# Directions:
Write the material out again exactly as it stands.

START Material for this exercise

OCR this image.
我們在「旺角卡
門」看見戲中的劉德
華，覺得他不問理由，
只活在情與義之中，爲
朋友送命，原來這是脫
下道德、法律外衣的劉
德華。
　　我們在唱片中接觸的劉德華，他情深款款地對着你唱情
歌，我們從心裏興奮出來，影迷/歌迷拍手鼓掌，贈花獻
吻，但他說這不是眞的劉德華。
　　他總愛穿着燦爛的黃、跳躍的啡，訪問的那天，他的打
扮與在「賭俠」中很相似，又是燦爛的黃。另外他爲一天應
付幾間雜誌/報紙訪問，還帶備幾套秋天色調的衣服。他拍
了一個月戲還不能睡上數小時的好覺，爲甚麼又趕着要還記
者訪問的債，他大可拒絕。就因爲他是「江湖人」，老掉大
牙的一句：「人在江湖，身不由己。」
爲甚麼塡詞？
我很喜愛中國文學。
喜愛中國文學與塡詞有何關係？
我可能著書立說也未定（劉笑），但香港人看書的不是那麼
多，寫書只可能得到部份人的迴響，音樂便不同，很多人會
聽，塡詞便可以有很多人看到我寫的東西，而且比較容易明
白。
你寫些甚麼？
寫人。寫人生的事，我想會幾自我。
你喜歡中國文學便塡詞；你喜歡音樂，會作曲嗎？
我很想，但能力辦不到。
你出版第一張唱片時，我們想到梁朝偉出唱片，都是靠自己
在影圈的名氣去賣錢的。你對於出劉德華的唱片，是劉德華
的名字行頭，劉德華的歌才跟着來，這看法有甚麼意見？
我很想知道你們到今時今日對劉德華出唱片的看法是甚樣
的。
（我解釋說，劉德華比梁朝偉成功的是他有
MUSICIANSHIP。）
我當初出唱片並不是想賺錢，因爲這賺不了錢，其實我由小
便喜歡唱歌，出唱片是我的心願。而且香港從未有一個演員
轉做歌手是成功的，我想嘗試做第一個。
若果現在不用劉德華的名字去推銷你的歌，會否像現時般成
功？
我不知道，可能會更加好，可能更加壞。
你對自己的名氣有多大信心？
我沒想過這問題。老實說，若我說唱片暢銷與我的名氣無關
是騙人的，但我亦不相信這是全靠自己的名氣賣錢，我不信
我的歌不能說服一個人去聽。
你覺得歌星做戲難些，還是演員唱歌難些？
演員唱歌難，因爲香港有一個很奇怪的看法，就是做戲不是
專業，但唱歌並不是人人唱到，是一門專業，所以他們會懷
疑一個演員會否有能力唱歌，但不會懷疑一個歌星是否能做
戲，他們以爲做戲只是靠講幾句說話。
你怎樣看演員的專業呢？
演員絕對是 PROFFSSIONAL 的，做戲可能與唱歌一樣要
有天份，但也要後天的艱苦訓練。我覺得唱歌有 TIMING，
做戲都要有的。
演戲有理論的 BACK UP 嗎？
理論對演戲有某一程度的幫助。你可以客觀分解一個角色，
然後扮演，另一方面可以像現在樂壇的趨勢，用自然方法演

END Material for this exercise

# Correct result:
OCR this image.
我們在「旺角卡
門」看見戲中的劉德
華，覺得他不問理由，
只活在情與義之中，爲
朋友送命，原來這是脫
下道德、法律外衣的劉
德華。
　　我們在唱片中接觸的劉德華，他情深款款地對着你唱情
歌，我們從心裏興奮出來，影迷/歌迷拍手鼓掌，贈花獻
吻，但他說這不是眞的劉德華。
　　他總愛穿着燦爛的黃、跳躍的啡，訪問的那天，他的打
扮與在「賭俠」中很相似，又是燦爛的黃。另外他爲一天應
付幾間雜誌/報紙訪問，還帶備幾套秋天色調的衣服。他拍
了一個月戲還不能睡上數小時的好覺，爲甚麼又趕着要還記
者訪問的債，他大可拒絕。就因爲他是「江湖人」，老掉大
牙的一句：「人在江湖，身不由己。」
爲甚麼塡詞？
我很喜愛中國文學。
喜愛中國文學與塡詞有何關係？
我可能著書立說也未定（劉笑），但香港人看書的不是那麼
多，寫書只可能得到部份人的迴響，音樂便不同，很多人會
聽，塡詞便可以有很多人看到我寫的東西，而且比較容易明
白。
你寫些甚麼？
寫人。寫人生的事，我想會幾自我。
你喜歡中國文學便塡詞；你喜歡音樂，會作曲嗎？
我很想，但能力辦不到。
你出版第一張唱片時，我們想到梁朝偉出唱片，都是靠自己
在影圈的名氣去賣錢的。你對於出劉德華的唱片，是劉德華
的名字行頭，劉德華的歌才跟着來，這看法有甚麼意見？
我很想知道你們到今時今日對劉德華出唱片的看法是甚樣
的。
（我解釋說，劉德華比梁朝偉成功的是他有
MUSICIANSHIP。）
我當初出唱片並不是想賺錢，因爲這賺不了錢，其實我由小
便喜歡唱歌，出唱片是我的心願。而且香港從未有一個演員
轉做歌手是成功的，我想嘗試做第一個。
若果現在不用劉德華的名字去推銷你的歌，會否像現時般成
功？
我不知道，可能會更加好，可能更加壞。
你對自己的名氣有多大信心？
我沒想過這問題。老實說，若我說唱片暢銷與我的名氣無關
是騙人的，但我亦不相信這是全靠自己的名氣賣錢，我不信
我的歌不能說服一個人去聽。
你覺得歌星做戲難些，還是演員唱歌難些？
演員唱歌難，因爲香港有一個很奇怪的看法，就是做戲不是
專業，但唱歌並不是人人唱到，是一門專業，所以他們會懷
疑一個演員會否有能力唱歌，但不會懷疑一個歌星是否能做
戲，他們以爲做戲只是靠講幾句說話。
你怎樣看演員的專業呢？
演員絕對是 PROFFSSIONAL 的，做戲可能與唱歌一樣要
有天份，但也要後天的艱苦訓練。我覺得唱歌有 TIMING，
做戲都要有的。
演戲有理論的 BACK UP 嗎？
理論對演戲有某一程度的幫助。你可以客觀分解一個角色，
然後扮演，另一方面可以像現在樂壇的趨勢，用自然方法演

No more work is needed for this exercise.